WHAT TO DO: Gather up all lines that carry the word "JSON".

.....

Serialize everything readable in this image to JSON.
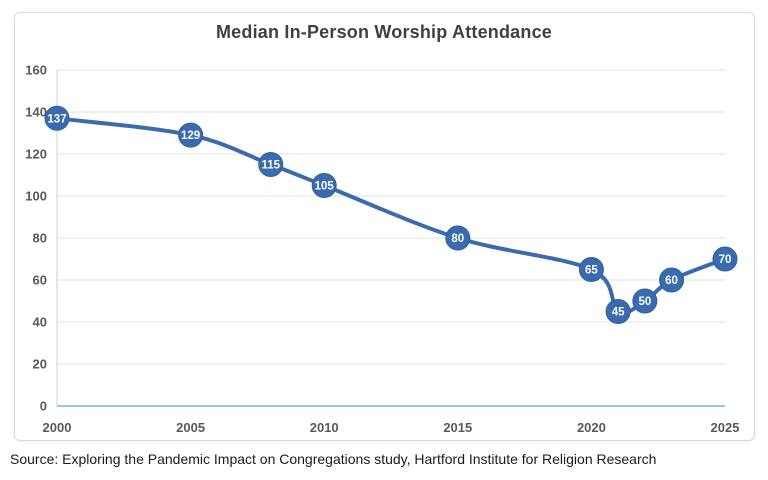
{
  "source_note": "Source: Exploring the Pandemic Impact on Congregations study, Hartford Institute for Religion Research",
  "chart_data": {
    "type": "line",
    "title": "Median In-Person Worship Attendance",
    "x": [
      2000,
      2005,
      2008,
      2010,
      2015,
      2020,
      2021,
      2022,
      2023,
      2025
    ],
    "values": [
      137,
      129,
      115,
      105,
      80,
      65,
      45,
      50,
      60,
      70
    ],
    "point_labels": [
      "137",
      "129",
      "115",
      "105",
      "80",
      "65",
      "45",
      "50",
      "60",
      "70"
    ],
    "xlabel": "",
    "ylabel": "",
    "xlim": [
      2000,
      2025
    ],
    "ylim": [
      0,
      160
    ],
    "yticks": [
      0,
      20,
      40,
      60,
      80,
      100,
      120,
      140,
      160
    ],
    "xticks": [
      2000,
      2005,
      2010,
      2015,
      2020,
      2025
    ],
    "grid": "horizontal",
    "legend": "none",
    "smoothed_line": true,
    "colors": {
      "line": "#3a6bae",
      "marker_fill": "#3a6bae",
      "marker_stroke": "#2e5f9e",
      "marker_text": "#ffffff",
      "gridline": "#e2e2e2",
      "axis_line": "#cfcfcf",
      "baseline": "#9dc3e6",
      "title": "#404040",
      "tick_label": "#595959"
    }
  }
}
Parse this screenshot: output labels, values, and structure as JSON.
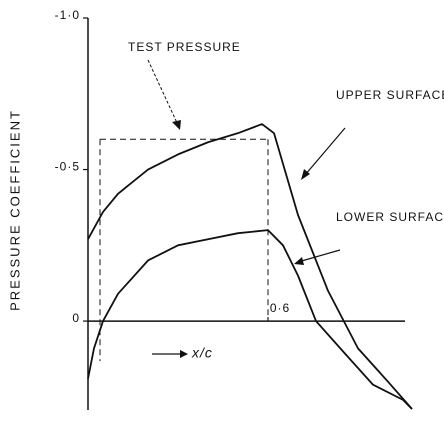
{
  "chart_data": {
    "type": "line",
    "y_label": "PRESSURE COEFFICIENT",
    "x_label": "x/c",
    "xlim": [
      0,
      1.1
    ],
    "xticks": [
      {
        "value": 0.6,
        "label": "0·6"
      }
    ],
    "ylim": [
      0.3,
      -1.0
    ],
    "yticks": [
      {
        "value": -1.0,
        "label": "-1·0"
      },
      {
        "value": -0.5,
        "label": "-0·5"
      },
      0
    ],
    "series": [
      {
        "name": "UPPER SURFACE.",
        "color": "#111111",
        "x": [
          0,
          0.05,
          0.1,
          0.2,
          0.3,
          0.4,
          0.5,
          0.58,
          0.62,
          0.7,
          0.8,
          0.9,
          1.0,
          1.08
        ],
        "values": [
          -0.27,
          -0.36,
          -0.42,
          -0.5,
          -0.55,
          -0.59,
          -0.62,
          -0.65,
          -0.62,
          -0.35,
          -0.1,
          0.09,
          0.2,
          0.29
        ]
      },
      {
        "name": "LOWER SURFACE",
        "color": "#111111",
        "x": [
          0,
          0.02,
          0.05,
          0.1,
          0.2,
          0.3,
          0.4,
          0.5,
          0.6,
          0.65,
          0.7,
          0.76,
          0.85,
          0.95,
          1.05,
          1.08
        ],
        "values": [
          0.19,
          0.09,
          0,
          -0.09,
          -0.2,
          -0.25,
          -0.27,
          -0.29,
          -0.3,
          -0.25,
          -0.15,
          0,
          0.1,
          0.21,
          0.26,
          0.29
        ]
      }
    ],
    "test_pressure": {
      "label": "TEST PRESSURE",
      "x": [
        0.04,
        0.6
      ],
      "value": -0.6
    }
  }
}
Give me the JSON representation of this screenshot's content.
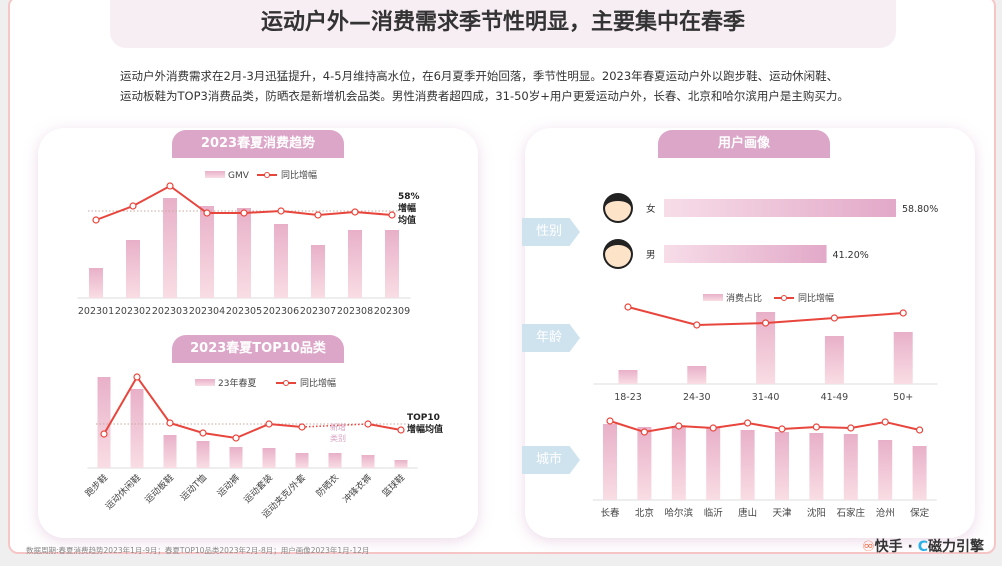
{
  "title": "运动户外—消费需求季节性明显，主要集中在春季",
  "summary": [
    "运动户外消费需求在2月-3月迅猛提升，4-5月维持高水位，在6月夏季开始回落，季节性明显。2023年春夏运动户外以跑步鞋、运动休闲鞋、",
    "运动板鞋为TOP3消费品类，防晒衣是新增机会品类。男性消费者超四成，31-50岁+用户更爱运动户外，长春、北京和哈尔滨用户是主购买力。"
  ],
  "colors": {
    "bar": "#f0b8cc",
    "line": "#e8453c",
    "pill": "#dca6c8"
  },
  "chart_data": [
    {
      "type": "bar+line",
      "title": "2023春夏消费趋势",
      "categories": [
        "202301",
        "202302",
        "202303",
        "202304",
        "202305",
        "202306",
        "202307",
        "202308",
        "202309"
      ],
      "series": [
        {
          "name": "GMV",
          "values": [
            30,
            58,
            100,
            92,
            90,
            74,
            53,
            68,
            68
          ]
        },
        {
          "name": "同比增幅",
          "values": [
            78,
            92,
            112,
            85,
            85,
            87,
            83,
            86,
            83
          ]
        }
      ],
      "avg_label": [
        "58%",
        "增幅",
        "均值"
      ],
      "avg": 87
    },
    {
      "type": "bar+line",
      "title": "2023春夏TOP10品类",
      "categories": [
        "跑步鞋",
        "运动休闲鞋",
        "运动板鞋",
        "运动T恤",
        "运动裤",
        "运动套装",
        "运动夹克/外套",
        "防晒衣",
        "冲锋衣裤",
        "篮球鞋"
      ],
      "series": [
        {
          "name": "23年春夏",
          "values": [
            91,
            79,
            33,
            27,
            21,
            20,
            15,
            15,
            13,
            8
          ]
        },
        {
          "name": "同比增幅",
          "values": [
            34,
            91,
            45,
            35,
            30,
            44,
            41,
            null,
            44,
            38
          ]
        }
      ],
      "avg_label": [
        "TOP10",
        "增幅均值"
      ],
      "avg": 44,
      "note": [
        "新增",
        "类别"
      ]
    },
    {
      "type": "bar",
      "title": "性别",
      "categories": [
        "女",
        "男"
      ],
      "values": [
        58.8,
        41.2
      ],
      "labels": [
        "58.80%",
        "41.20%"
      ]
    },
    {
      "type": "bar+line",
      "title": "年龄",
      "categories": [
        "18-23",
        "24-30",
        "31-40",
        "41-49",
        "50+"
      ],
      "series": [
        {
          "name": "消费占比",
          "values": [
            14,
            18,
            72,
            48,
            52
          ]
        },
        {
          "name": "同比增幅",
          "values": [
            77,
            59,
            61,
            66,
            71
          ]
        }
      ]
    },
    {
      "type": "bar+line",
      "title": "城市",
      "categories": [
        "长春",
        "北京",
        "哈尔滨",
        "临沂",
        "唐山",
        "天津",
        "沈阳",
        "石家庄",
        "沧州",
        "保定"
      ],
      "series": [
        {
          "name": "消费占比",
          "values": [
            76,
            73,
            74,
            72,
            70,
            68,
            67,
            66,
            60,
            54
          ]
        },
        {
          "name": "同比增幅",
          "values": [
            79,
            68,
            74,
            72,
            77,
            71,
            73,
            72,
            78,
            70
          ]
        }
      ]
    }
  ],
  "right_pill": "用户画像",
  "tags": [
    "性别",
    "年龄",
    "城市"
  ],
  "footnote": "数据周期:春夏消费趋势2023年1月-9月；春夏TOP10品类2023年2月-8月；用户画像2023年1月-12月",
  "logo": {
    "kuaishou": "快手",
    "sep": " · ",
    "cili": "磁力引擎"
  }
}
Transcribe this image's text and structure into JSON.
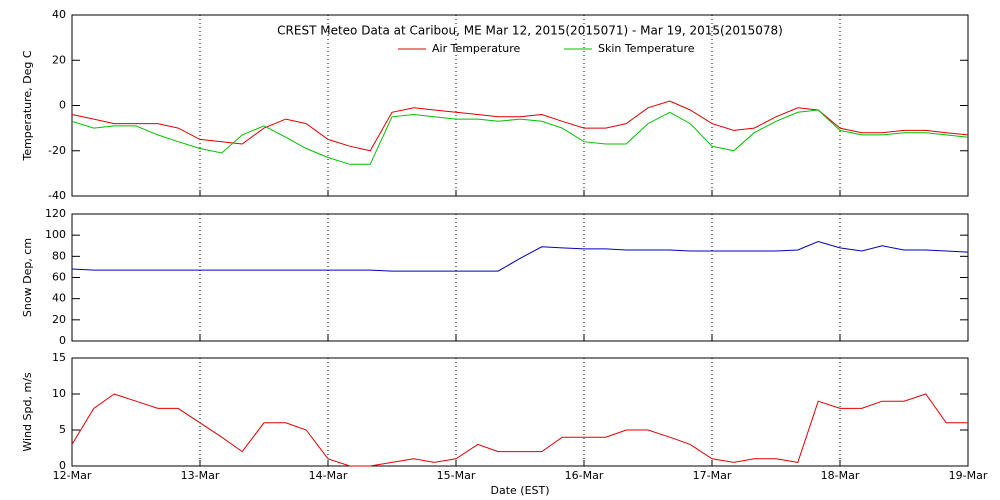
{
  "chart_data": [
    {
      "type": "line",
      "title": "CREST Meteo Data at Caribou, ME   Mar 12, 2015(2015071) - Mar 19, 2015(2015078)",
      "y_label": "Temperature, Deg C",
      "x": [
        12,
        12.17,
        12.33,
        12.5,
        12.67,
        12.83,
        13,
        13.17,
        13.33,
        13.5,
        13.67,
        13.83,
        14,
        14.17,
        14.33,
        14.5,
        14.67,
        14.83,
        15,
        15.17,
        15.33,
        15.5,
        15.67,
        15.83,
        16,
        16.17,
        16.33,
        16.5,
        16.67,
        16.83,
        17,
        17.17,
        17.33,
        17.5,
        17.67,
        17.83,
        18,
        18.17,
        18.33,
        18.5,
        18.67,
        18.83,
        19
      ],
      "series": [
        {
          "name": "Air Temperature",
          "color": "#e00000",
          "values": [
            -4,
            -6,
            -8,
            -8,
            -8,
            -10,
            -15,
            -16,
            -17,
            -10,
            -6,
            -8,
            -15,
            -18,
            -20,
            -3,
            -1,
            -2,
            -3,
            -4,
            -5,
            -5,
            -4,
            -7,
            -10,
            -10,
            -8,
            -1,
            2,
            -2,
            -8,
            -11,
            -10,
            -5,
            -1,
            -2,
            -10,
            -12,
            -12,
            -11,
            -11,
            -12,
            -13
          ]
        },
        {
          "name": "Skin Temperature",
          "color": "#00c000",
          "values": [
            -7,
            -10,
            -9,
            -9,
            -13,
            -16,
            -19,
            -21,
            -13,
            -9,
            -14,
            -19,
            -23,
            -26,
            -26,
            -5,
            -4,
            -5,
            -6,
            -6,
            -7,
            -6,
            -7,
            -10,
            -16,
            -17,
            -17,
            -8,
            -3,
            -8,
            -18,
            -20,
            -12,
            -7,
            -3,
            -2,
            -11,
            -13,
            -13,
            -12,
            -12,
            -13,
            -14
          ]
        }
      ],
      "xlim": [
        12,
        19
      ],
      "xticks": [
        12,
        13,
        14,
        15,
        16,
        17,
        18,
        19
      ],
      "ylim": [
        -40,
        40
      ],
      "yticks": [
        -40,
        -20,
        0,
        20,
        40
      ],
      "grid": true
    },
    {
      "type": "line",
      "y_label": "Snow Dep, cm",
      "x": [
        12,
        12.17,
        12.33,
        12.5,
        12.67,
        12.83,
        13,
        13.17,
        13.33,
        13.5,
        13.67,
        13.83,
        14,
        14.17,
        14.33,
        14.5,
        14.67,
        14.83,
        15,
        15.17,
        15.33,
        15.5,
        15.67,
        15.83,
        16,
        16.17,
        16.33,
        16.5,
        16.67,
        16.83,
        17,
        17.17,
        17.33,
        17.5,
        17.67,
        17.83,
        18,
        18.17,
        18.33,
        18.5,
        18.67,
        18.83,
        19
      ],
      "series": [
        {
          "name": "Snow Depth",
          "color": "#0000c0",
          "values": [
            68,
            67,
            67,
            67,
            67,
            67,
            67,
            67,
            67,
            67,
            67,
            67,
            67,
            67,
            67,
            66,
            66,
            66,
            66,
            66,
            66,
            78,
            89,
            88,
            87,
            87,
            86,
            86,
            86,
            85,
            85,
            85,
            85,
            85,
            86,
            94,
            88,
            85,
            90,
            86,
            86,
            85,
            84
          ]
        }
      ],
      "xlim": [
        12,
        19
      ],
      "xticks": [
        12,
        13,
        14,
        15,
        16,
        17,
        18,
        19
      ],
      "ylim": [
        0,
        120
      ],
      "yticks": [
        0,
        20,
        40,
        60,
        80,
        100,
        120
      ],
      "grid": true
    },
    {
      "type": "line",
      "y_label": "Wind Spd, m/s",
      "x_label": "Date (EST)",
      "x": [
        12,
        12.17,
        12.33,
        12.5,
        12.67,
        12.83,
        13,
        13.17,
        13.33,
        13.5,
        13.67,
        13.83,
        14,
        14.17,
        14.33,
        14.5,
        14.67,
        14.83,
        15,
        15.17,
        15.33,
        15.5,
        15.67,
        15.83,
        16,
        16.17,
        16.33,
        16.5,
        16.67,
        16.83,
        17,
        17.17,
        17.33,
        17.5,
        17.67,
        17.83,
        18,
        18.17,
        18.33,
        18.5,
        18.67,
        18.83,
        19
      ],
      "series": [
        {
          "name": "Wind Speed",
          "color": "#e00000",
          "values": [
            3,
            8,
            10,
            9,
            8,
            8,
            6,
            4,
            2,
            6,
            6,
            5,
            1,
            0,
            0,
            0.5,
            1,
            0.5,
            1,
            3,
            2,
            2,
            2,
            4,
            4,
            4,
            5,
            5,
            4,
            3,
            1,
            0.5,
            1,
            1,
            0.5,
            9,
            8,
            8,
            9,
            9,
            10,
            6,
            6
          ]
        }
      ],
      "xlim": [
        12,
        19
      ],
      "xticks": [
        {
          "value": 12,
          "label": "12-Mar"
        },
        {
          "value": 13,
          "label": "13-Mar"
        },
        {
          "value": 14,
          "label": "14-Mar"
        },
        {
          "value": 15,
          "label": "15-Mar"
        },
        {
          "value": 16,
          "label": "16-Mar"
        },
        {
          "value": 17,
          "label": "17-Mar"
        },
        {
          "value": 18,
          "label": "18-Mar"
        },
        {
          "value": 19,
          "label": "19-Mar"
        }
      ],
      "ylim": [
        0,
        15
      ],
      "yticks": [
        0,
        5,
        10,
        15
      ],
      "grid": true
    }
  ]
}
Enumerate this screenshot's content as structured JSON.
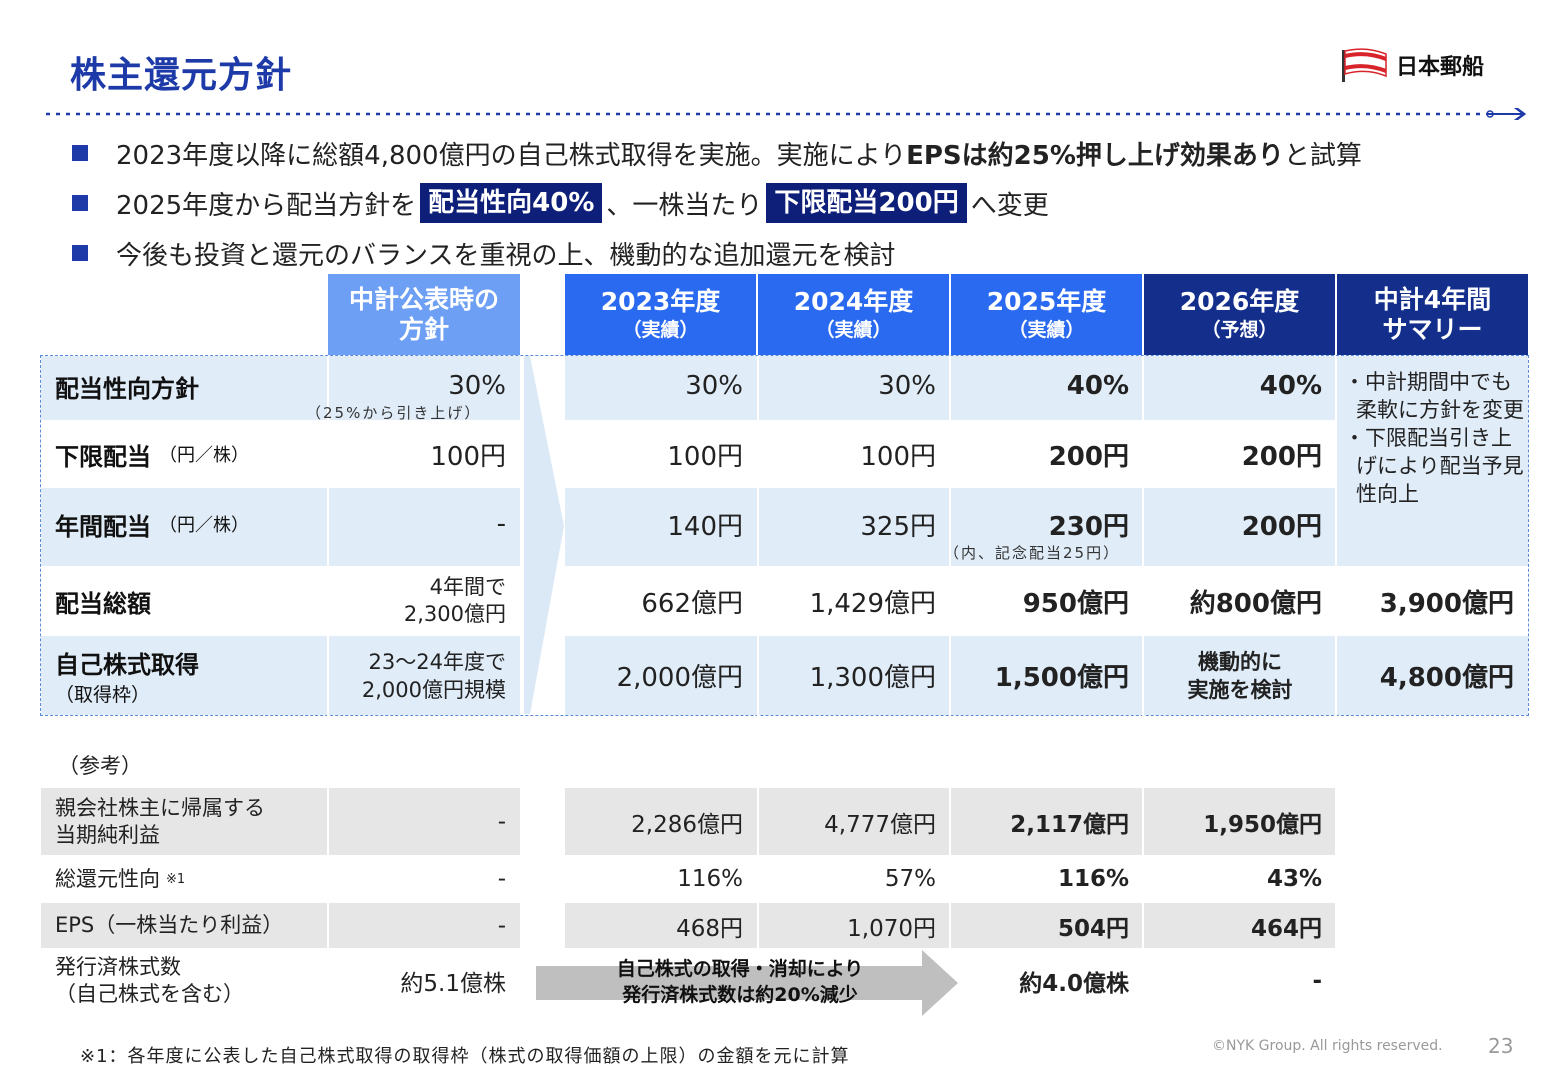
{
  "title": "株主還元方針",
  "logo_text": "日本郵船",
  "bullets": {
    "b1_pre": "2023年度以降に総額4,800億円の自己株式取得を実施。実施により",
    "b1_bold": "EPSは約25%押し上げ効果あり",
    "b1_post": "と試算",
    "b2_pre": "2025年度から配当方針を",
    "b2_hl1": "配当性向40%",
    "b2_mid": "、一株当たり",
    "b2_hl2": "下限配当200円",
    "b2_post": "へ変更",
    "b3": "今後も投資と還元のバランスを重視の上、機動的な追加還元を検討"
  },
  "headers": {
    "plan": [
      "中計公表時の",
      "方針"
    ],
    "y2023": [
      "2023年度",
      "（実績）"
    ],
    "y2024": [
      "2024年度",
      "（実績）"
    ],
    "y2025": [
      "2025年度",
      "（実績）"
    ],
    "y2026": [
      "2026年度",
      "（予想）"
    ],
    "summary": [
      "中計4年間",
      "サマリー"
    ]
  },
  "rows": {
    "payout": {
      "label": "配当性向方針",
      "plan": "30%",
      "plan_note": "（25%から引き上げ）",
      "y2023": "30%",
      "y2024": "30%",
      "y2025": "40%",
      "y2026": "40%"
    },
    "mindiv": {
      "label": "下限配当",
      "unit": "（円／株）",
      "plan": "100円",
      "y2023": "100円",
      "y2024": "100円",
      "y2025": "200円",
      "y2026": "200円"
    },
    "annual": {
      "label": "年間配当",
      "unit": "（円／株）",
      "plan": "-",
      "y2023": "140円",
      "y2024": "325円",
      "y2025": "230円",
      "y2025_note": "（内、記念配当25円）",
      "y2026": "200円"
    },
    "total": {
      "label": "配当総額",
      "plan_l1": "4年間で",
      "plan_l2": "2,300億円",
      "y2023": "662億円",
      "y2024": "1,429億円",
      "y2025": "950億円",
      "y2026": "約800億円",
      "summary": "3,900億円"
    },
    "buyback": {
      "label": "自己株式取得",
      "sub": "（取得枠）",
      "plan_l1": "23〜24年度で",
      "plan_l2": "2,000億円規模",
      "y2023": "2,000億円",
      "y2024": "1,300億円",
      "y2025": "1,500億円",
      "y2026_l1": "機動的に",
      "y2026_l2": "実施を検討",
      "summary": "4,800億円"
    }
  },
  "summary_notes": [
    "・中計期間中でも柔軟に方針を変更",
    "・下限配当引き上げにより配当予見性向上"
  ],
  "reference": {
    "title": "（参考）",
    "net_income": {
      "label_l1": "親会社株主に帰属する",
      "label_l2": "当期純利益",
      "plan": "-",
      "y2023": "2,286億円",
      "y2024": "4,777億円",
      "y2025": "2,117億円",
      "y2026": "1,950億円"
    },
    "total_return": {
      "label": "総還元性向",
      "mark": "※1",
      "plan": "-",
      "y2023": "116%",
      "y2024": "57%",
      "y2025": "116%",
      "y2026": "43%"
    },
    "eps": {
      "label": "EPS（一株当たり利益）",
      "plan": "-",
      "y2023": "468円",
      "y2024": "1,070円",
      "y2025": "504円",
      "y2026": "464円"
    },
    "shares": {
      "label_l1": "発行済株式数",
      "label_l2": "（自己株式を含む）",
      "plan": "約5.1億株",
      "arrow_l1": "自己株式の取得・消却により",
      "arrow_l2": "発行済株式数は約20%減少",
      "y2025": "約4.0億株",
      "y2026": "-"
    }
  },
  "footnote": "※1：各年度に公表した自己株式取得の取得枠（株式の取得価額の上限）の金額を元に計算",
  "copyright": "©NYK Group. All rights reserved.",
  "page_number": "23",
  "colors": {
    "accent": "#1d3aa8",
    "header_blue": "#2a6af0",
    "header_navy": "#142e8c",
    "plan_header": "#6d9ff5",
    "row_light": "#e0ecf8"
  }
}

.....

EXERCISE ANSWER:
Serialize everything readable in this image to JSON.
Parse this screenshot: output labels, values, and structure as JSON.
Give me the JSON representation of this screenshot's content.
Transcribe this image's text and structure into JSON.
Enumerate this screenshot's content as structured JSON.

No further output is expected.